### EXERCISE INSTRUCTIONS:
Output each entry verbatim and exclude every picture from it.

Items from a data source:

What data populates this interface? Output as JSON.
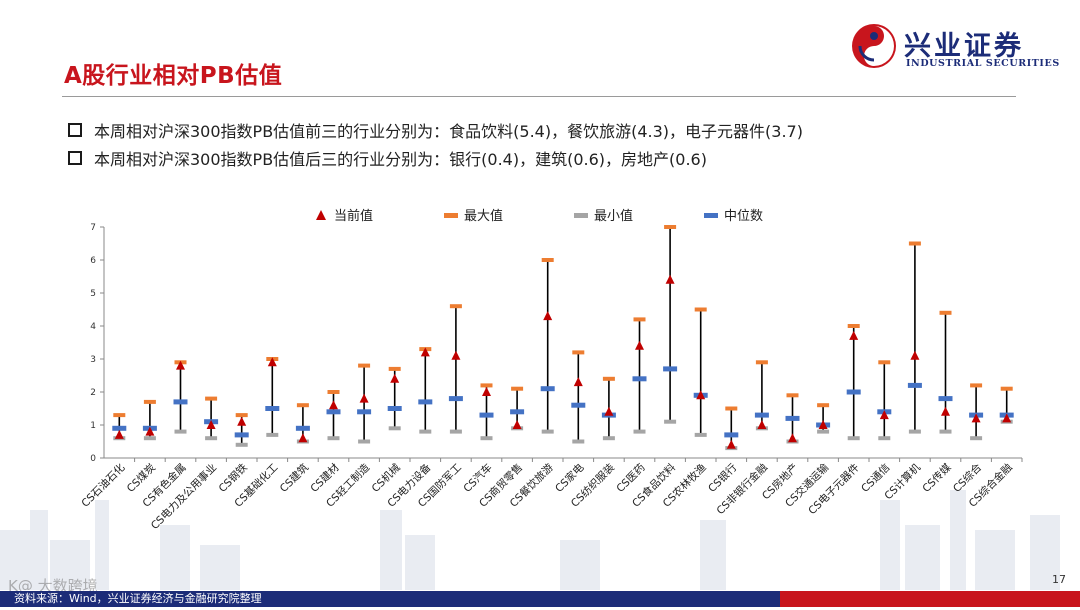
{
  "header": {
    "title": "A股行业相对PB估值",
    "logo_cn": "兴业证券",
    "logo_en": "INDUSTRIAL SECURITIES"
  },
  "bullets": [
    "本周相对沪深300指数PB估值前三的行业分别为：食品饮料(5.4)，餐饮旅游(4.3)，电子元器件(3.7)",
    "本周相对沪深300指数PB估值后三的行业分别为：银行(0.4)，建筑(0.6)，房地产(0.6)"
  ],
  "footer": {
    "source": "资料来源：Wind，兴业证券经济与金融研究院整理",
    "page_number": "17",
    "watermark": "K@ 大数跨境"
  },
  "colors": {
    "accent_red": "#c8151d",
    "brand_blue": "#1c2c78",
    "current": "#c00000",
    "max": "#ed7d31",
    "min": "#a5a5a5",
    "median": "#4472c4"
  },
  "chart_data": {
    "type": "scatter",
    "title": "",
    "xlabel": "",
    "ylabel": "",
    "ylim": [
      0,
      7
    ],
    "yticks": [
      0,
      1,
      2,
      3,
      4,
      5,
      6,
      7
    ],
    "legend": {
      "position": "top",
      "entries": [
        "当前值",
        "最大值",
        "最小值",
        "中位数"
      ]
    },
    "categories": [
      "CS石油石化",
      "CS煤炭",
      "CS有色金属",
      "CS电力及公用事业",
      "CS钢铁",
      "CS基础化工",
      "CS建筑",
      "CS建材",
      "CS轻工制造",
      "CS机械",
      "CS电力设备",
      "CS国防军工",
      "CS汽车",
      "CS商贸零售",
      "CS餐饮旅游",
      "CS家电",
      "CS纺织服装",
      "CS医药",
      "CS食品饮料",
      "CS农林牧渔",
      "CS银行",
      "CS非银行金融",
      "CS房地产",
      "CS交通运输",
      "CS电子元器件",
      "CS通信",
      "CS计算机",
      "CS传媒",
      "CS综合",
      "CS综合金融"
    ],
    "series": [
      {
        "name": "当前值",
        "values": [
          0.7,
          0.8,
          2.8,
          1.0,
          1.1,
          2.9,
          0.6,
          1.6,
          1.8,
          2.4,
          3.2,
          3.1,
          2.0,
          1.0,
          4.3,
          2.3,
          1.4,
          3.4,
          5.4,
          1.9,
          0.4,
          1.0,
          0.6,
          1.0,
          3.7,
          1.3,
          3.1,
          1.4,
          1.2,
          1.2
        ]
      },
      {
        "name": "最大值",
        "values": [
          1.3,
          1.7,
          2.9,
          1.8,
          1.3,
          3.0,
          1.6,
          2.0,
          2.8,
          2.7,
          3.3,
          4.6,
          2.2,
          2.1,
          6.0,
          3.2,
          2.4,
          4.2,
          7.3,
          4.5,
          1.5,
          2.9,
          1.9,
          1.6,
          4.0,
          2.9,
          6.5,
          4.4,
          2.2,
          2.1
        ]
      },
      {
        "name": "最小值",
        "values": [
          0.6,
          0.6,
          0.8,
          0.6,
          0.4,
          0.7,
          0.5,
          0.6,
          0.5,
          0.9,
          0.8,
          0.8,
          0.6,
          0.9,
          0.8,
          0.5,
          0.6,
          0.8,
          1.1,
          0.7,
          0.3,
          0.9,
          0.5,
          0.8,
          0.6,
          0.6,
          0.8,
          0.8,
          0.6,
          1.1
        ]
      },
      {
        "name": "中位数",
        "values": [
          0.9,
          0.9,
          1.7,
          1.1,
          0.7,
          1.5,
          0.9,
          1.4,
          1.4,
          1.5,
          1.7,
          1.8,
          1.3,
          1.4,
          2.1,
          1.6,
          1.3,
          2.4,
          2.7,
          1.9,
          0.7,
          1.3,
          1.2,
          1.0,
          2.0,
          1.4,
          2.2,
          1.8,
          1.3,
          1.3
        ]
      }
    ]
  }
}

### ANSWER TO THE PROBLEM:
What data populates this interface? Output as JSON.
{
  "header": {
    "title": "A股行业相对PB估值",
    "logo_cn": "兴业证券",
    "logo_en": "INDUSTRIAL SECURITIES"
  },
  "bullets": [
    "本周相对沪深300指数PB估值前三的行业分别为：食品饮料(5.4)，餐饮旅游(4.3)，电子元器件(3.7)",
    "本周相对沪深300指数PB估值后三的行业分别为：银行(0.4)，建筑(0.6)，房地产(0.6)"
  ],
  "footer": {
    "source": "资料来源：Wind，兴业证券经济与金融研究院整理",
    "page_number": "17",
    "watermark": "K@ 大数跨境"
  },
  "colors": {
    "accent_red": "#c8151d",
    "brand_blue": "#1c2c78",
    "current": "#c00000",
    "max": "#ed7d31",
    "min": "#a5a5a5",
    "median": "#4472c4"
  },
  "chart_data": {
    "type": "scatter",
    "title": "",
    "xlabel": "",
    "ylabel": "",
    "ylim": [
      0,
      7
    ],
    "yticks": [
      0,
      1,
      2,
      3,
      4,
      5,
      6,
      7
    ],
    "legend": {
      "position": "top",
      "entries": [
        "当前值",
        "最大值",
        "最小值",
        "中位数"
      ]
    },
    "categories": [
      "CS石油石化",
      "CS煤炭",
      "CS有色金属",
      "CS电力及公用事业",
      "CS钢铁",
      "CS基础化工",
      "CS建筑",
      "CS建材",
      "CS轻工制造",
      "CS机械",
      "CS电力设备",
      "CS国防军工",
      "CS汽车",
      "CS商贸零售",
      "CS餐饮旅游",
      "CS家电",
      "CS纺织服装",
      "CS医药",
      "CS食品饮料",
      "CS农林牧渔",
      "CS银行",
      "CS非银行金融",
      "CS房地产",
      "CS交通运输",
      "CS电子元器件",
      "CS通信",
      "CS计算机",
      "CS传媒",
      "CS综合",
      "CS综合金融"
    ],
    "series": [
      {
        "name": "当前值",
        "values": [
          0.7,
          0.8,
          2.8,
          1.0,
          1.1,
          2.9,
          0.6,
          1.6,
          1.8,
          2.4,
          3.2,
          3.1,
          2.0,
          1.0,
          4.3,
          2.3,
          1.4,
          3.4,
          5.4,
          1.9,
          0.4,
          1.0,
          0.6,
          1.0,
          3.7,
          1.3,
          3.1,
          1.4,
          1.2,
          1.2
        ]
      },
      {
        "name": "最大值",
        "values": [
          1.3,
          1.7,
          2.9,
          1.8,
          1.3,
          3.0,
          1.6,
          2.0,
          2.8,
          2.7,
          3.3,
          4.6,
          2.2,
          2.1,
          6.0,
          3.2,
          2.4,
          4.2,
          7.3,
          4.5,
          1.5,
          2.9,
          1.9,
          1.6,
          4.0,
          2.9,
          6.5,
          4.4,
          2.2,
          2.1
        ]
      },
      {
        "name": "最小值",
        "values": [
          0.6,
          0.6,
          0.8,
          0.6,
          0.4,
          0.7,
          0.5,
          0.6,
          0.5,
          0.9,
          0.8,
          0.8,
          0.6,
          0.9,
          0.8,
          0.5,
          0.6,
          0.8,
          1.1,
          0.7,
          0.3,
          0.9,
          0.5,
          0.8,
          0.6,
          0.6,
          0.8,
          0.8,
          0.6,
          1.1
        ]
      },
      {
        "name": "中位数",
        "values": [
          0.9,
          0.9,
          1.7,
          1.1,
          0.7,
          1.5,
          0.9,
          1.4,
          1.4,
          1.5,
          1.7,
          1.8,
          1.3,
          1.4,
          2.1,
          1.6,
          1.3,
          2.4,
          2.7,
          1.9,
          0.7,
          1.3,
          1.2,
          1.0,
          2.0,
          1.4,
          2.2,
          1.8,
          1.3,
          1.3
        ]
      }
    ]
  }
}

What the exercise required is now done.